## DE OPDRACHT
Haal uit het onderstaande materiaal alle regels die het woord "shape" bevatten en schrijf ze over.

* * * * *

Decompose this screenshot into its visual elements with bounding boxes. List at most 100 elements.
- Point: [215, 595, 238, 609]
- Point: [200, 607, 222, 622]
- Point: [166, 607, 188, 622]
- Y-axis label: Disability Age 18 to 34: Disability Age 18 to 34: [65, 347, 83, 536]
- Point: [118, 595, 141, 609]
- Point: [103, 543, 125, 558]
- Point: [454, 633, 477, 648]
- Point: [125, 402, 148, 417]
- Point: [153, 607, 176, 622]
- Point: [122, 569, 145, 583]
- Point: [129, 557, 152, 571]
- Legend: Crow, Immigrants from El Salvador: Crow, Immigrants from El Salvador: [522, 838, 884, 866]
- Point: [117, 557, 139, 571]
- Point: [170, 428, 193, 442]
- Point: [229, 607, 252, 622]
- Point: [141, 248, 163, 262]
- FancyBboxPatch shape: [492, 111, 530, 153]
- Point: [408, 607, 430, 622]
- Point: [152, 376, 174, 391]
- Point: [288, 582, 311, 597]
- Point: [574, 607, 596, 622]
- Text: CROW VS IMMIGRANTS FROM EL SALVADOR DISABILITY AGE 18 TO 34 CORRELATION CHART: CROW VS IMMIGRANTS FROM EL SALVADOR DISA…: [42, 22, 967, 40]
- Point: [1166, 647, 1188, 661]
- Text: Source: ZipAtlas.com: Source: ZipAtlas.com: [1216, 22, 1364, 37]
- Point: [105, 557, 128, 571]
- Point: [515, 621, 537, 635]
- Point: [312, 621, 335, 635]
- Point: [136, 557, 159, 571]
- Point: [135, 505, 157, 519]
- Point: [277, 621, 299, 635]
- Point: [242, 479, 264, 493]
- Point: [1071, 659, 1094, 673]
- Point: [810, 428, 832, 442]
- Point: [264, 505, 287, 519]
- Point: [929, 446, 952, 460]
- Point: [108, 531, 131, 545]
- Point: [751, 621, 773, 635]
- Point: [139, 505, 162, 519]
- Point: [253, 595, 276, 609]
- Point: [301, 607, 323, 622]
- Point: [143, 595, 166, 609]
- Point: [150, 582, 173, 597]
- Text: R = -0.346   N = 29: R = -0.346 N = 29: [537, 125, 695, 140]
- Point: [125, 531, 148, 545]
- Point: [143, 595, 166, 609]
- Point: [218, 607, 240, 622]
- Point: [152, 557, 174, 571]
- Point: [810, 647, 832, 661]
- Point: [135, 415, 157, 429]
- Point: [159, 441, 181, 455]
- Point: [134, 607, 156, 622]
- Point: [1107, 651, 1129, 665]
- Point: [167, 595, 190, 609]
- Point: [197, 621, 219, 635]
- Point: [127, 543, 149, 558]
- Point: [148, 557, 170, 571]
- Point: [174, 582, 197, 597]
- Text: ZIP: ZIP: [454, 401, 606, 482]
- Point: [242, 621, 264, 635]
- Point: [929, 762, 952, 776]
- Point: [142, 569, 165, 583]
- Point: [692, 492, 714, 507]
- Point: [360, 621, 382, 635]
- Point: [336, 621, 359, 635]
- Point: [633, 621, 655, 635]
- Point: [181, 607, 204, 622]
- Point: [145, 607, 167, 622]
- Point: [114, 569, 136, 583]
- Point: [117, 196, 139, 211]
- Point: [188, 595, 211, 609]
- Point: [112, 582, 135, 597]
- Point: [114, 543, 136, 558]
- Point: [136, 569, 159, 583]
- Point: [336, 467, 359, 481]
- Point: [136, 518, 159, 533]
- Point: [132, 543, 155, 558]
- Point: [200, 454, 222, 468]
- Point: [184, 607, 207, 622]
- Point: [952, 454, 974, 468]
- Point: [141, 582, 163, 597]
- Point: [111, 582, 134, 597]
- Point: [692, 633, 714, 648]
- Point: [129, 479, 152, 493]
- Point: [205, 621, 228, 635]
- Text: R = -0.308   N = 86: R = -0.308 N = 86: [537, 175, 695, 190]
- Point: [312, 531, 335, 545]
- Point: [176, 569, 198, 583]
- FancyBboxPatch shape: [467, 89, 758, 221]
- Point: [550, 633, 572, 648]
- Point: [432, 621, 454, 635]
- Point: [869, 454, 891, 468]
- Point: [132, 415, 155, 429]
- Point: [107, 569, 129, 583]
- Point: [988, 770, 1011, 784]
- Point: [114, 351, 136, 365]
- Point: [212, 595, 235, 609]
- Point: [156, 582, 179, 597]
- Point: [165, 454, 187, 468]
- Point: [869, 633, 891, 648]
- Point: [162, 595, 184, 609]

* * * * *

## EINDRESULTAAT
- FancyBboxPatch shape: [492, 111, 530, 153]
- FancyBboxPatch shape: [467, 89, 758, 221]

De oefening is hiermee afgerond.